### Directive
Your task is to copy every line of this material exactly.

□ □ □ □ □ □ □

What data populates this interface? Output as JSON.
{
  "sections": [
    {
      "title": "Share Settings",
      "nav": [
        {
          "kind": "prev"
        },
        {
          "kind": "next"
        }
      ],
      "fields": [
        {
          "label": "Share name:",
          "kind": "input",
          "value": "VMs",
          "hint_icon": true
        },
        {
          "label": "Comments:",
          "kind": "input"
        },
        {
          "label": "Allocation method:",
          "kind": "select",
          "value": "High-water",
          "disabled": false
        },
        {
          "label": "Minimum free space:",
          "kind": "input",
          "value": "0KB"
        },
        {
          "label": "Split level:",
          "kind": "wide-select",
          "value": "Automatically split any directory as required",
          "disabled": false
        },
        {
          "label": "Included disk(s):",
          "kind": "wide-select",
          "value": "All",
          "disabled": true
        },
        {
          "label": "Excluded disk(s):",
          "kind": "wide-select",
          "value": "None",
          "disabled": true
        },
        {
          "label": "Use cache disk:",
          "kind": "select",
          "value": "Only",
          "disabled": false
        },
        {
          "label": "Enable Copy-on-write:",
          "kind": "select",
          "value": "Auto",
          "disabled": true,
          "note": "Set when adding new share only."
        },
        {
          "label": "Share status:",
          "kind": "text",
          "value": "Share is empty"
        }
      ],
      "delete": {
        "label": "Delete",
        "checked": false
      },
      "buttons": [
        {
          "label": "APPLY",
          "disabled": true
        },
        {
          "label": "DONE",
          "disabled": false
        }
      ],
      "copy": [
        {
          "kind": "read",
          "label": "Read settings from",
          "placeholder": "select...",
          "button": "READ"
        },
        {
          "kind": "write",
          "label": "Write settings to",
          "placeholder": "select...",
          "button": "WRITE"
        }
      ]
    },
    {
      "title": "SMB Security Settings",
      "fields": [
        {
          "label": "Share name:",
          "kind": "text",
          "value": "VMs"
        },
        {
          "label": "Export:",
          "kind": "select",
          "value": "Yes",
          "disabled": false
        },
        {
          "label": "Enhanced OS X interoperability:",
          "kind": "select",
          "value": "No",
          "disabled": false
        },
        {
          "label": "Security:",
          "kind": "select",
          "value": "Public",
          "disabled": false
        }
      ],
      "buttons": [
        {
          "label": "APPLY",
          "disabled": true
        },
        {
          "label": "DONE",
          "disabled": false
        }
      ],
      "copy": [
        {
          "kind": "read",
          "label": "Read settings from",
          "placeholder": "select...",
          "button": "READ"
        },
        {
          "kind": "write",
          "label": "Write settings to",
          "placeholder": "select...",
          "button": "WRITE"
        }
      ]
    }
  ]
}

□ □ □ □ □ □ □

### The completed task
What data populates this interface? Output as JSON.
{
  "sections": [
    {
      "title": "Share Settings",
      "nav": [
        {
          "kind": "prev"
        },
        {
          "kind": "next"
        }
      ],
      "fields": [
        {
          "label": "Share name:",
          "kind": "input",
          "value": "VMs",
          "hint_icon": true
        },
        {
          "label": "Comments:",
          "kind": "input"
        },
        {
          "label": "Allocation method:",
          "kind": "select",
          "value": "High-water",
          "disabled": false
        },
        {
          "label": "Minimum free space:",
          "kind": "input",
          "value": "0KB"
        },
        {
          "label": "Split level:",
          "kind": "wide-select",
          "value": "Automatically split any directory as required",
          "disabled": false
        },
        {
          "label": "Included disk(s):",
          "kind": "wide-select",
          "value": "All",
          "disabled": true
        },
        {
          "label": "Excluded disk(s):",
          "kind": "wide-select",
          "value": "None",
          "disabled": true
        },
        {
          "label": "Use cache disk:",
          "kind": "select",
          "value": "Only",
          "disabled": false
        },
        {
          "label": "Enable Copy-on-write:",
          "kind": "select",
          "value": "Auto",
          "disabled": true,
          "note": "Set when adding new share only."
        },
        {
          "label": "Share status:",
          "kind": "text",
          "value": "Share is empty"
        }
      ],
      "delete": {
        "label": "Delete",
        "checked": false
      },
      "buttons": [
        {
          "label": "APPLY",
          "disabled": true
        },
        {
          "label": "DONE",
          "disabled": false
        }
      ],
      "copy": [
        {
          "kind": "read",
          "label": "Read settings from",
          "placeholder": "select...",
          "button": "READ"
        },
        {
          "kind": "write",
          "label": "Write settings to",
          "placeholder": "select...",
          "button": "WRITE"
        }
      ]
    },
    {
      "title": "SMB Security Settings",
      "fields": [
        {
          "label": "Share name:",
          "kind": "text",
          "value": "VMs"
        },
        {
          "label": "Export:",
          "kind": "select",
          "value": "Yes",
          "disabled": false
        },
        {
          "label": "Enhanced OS X interoperability:",
          "kind": "select",
          "value": "No",
          "disabled": false
        },
        {
          "label": "Security:",
          "kind": "select",
          "value": "Public",
          "disabled": false
        }
      ],
      "buttons": [
        {
          "label": "APPLY",
          "disabled": true
        },
        {
          "label": "DONE",
          "disabled": false
        }
      ],
      "copy": [
        {
          "kind": "read",
          "label": "Read settings from",
          "placeholder": "select...",
          "button": "READ"
        },
        {
          "kind": "write",
          "label": "Write settings to",
          "placeholder": "select...",
          "button": "WRITE"
        }
      ]
    }
  ]
}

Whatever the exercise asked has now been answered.